◆ DATASET RECORDS:
'''
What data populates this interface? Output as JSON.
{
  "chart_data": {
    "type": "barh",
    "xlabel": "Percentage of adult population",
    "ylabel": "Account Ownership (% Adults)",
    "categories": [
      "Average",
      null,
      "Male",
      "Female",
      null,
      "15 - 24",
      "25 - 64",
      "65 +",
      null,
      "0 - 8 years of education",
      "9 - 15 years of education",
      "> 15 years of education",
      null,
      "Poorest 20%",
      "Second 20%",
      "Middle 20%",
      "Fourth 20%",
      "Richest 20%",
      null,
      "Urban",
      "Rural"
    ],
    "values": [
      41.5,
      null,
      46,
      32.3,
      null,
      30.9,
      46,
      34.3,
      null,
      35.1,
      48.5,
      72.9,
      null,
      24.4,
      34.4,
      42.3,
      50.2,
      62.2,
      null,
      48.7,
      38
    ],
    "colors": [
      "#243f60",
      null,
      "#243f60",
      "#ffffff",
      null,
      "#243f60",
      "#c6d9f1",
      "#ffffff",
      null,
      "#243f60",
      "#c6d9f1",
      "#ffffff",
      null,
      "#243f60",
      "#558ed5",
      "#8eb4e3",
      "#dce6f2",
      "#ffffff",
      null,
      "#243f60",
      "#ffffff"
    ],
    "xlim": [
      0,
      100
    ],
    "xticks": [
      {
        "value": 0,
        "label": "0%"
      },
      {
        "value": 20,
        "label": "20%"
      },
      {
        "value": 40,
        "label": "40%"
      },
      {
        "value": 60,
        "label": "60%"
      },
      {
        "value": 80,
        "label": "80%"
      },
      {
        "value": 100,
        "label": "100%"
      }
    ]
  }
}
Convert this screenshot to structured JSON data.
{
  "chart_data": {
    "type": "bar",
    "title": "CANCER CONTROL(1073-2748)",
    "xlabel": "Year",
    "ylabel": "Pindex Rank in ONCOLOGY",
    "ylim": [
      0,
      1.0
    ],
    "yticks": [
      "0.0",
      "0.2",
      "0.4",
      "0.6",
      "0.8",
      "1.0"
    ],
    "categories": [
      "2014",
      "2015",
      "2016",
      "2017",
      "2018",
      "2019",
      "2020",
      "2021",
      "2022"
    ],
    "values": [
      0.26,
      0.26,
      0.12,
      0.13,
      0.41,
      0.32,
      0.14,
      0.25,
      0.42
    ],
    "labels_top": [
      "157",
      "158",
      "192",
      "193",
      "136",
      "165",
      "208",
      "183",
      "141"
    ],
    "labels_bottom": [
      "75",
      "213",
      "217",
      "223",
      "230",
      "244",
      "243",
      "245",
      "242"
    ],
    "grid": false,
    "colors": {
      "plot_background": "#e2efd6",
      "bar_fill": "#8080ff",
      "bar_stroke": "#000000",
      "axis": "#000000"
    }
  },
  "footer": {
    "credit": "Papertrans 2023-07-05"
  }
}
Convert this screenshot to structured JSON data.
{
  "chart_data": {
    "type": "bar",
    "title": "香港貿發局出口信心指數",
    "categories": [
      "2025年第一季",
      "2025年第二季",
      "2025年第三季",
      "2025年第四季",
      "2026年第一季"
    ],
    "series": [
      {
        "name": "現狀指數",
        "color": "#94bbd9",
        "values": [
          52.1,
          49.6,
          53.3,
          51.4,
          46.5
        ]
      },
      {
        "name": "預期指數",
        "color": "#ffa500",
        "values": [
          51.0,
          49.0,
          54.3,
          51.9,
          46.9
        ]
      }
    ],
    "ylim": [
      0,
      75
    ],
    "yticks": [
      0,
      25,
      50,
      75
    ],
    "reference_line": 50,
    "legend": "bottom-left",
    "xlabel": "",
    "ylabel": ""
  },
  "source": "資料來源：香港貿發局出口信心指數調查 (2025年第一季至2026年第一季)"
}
'''
Select every line in the records above that contains the word "title".

    "title": "CANCER CONTROL(1073-2748)",
    "title": "香港貿發局出口信心指數",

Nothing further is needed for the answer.